The entries below should be given again exactly, minus their pictures.

[start of Data for the task]

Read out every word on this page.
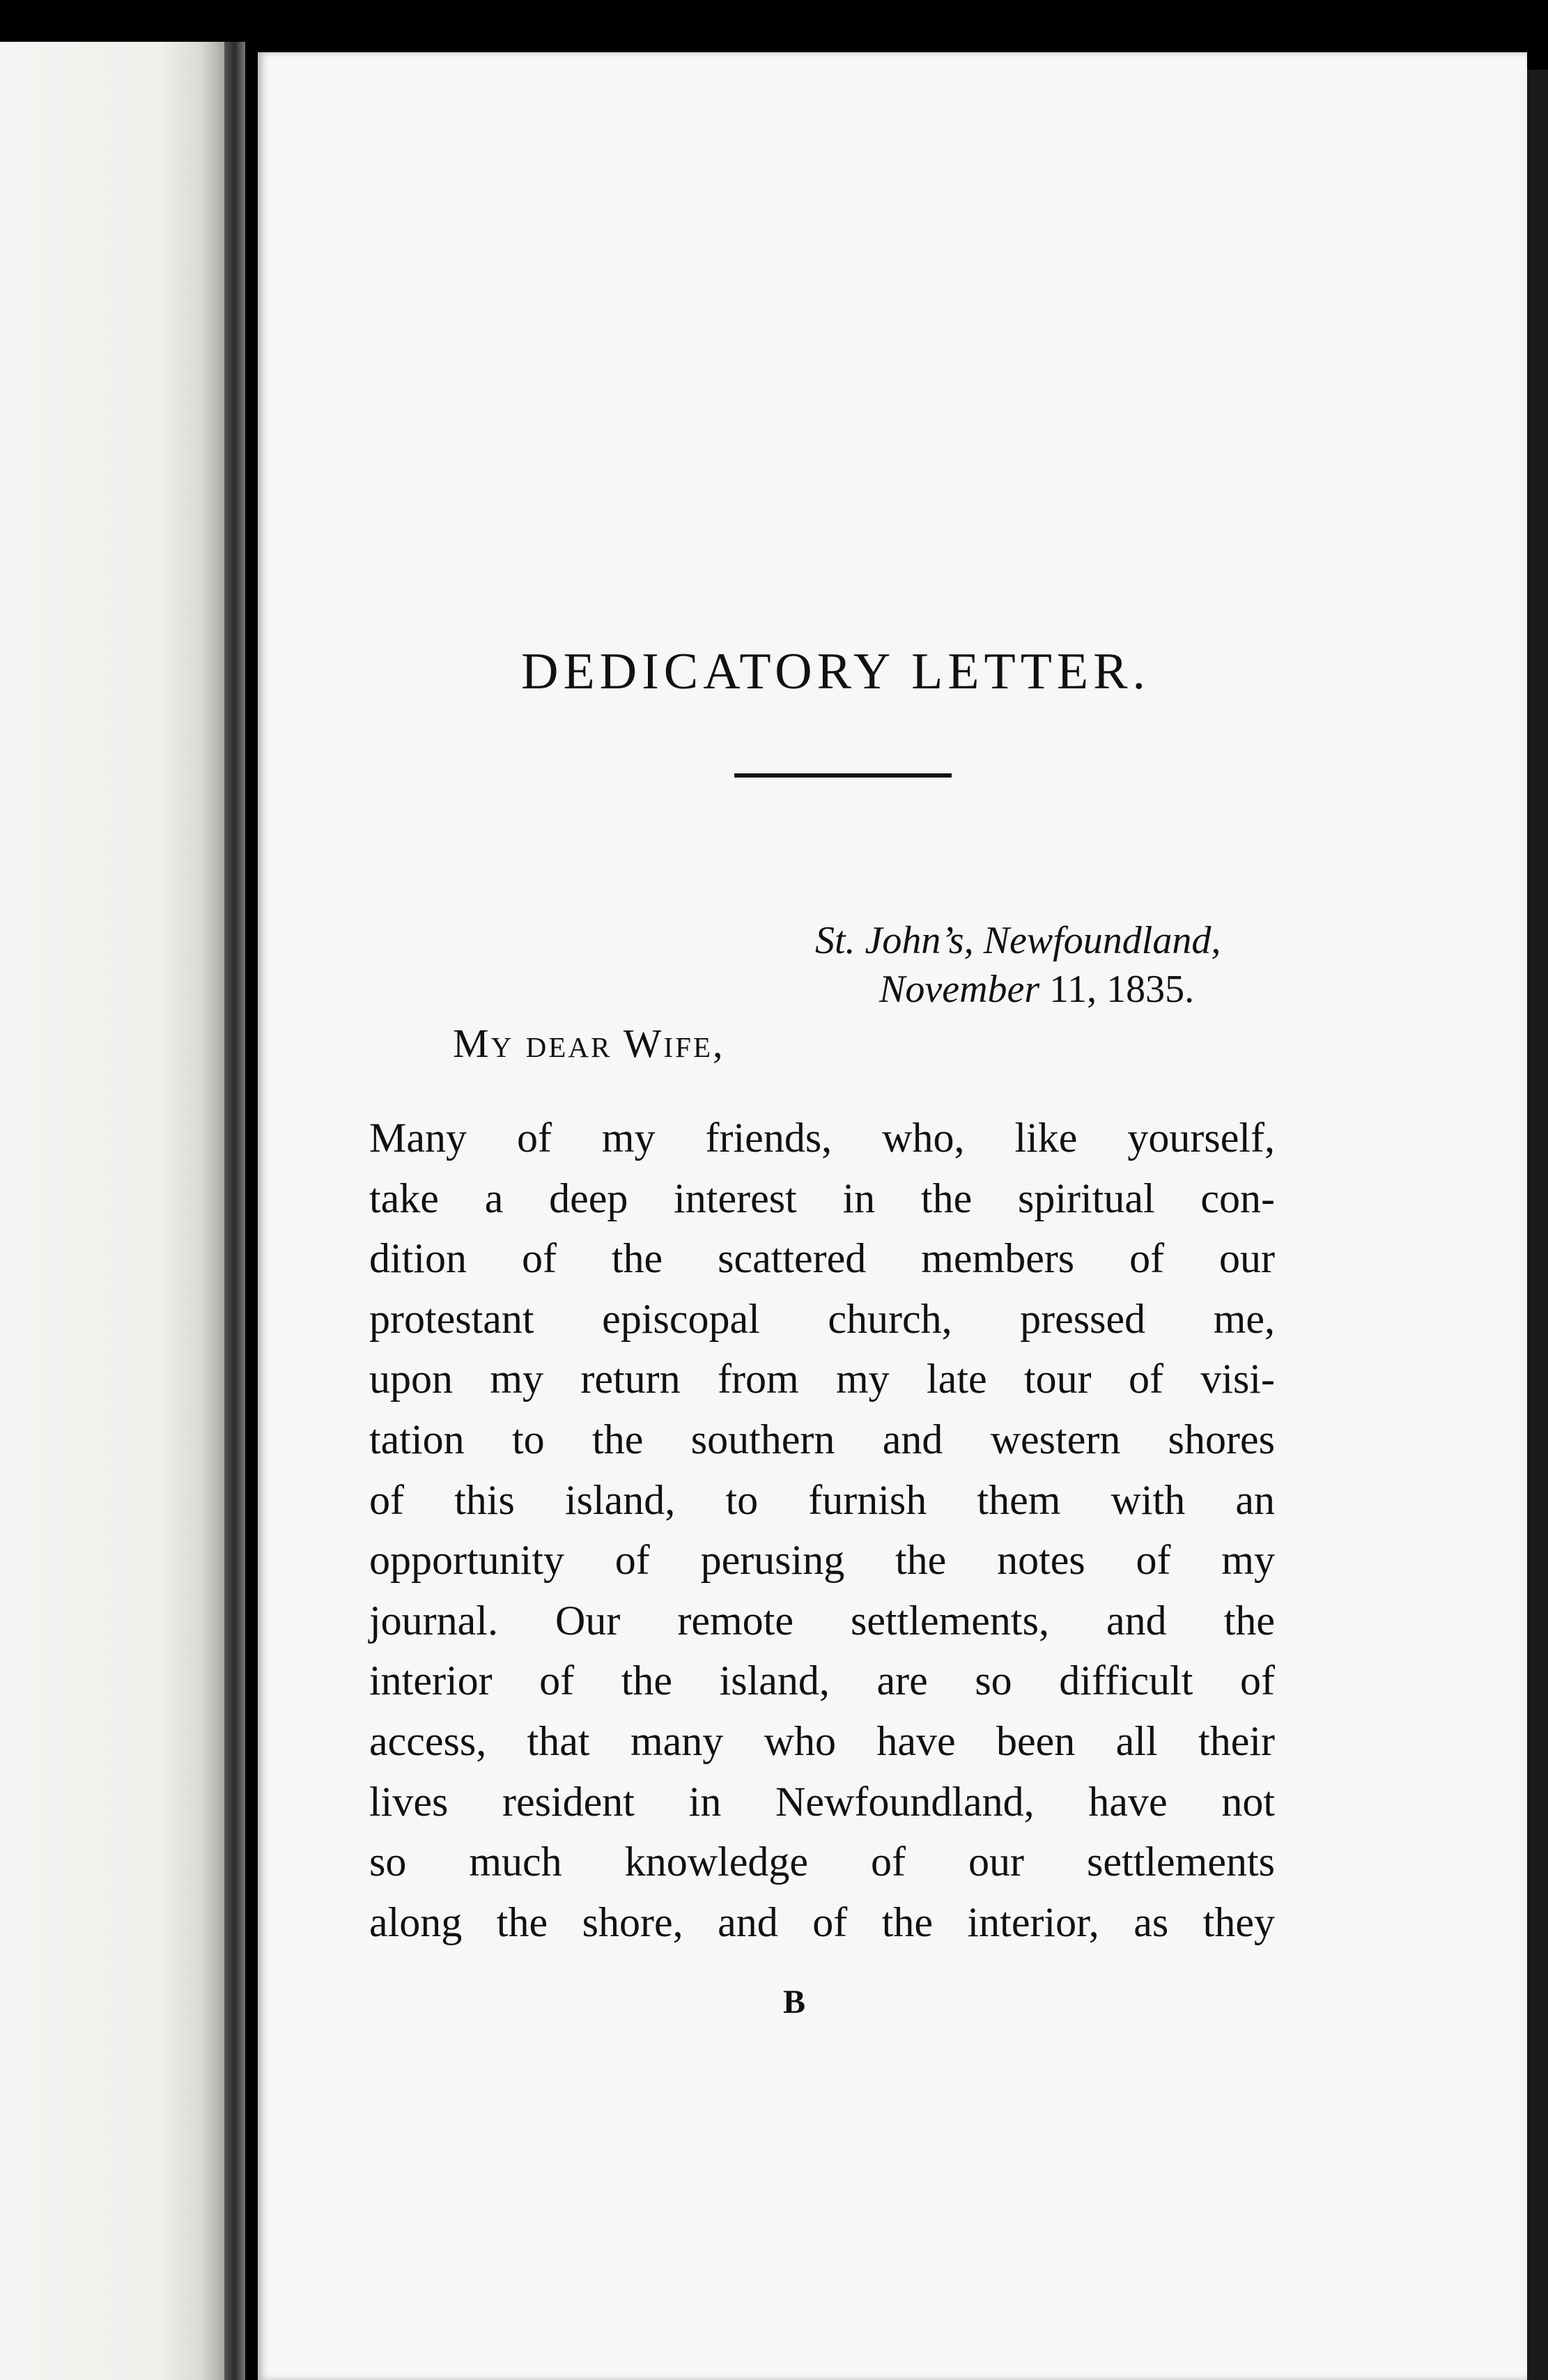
DEDICATORY LETTER.
St. John’s, Newfoundland,
November 11, 1835.
My dear Wife,
Many of my friends, who, like yourself,
take a deep interest in the spiritual con-
dition of the scattered members of our
protestant episcopal church, pressed me,
upon my return from my late tour of visi-
tation to the southern and western shores
of this island, to furnish them with an
opportunity of perusing the notes of my
journal. Our remote settlements, and the
interior of the island, are so difficult of
access, that many who have been all their
lives resident in Newfoundland, have not
so much knowledge of our settlements
along the shore, and of the interior, as they
B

[end of Data for the task]

* [Final result]
Read out every word on this page.
DEDICATORY LETTER.
St. John’s, Newfoundland,
November 11, 1835.
My dear Wife,
Many of my friends, who, like yourself,
take a deep interest in the spiritual con-
dition of the scattered members of our
protestant episcopal church, pressed me,
upon my return from my late tour of visi-
tation to the southern and western shores
of this island, to furnish them with an
opportunity of perusing the notes of my
journal. Our remote settlements, and the
interior of the island, are so difficult of
access, that many who have been all their
lives resident in Newfoundland, have not
so much knowledge of our settlements
along the shore, and of the interior, as they
B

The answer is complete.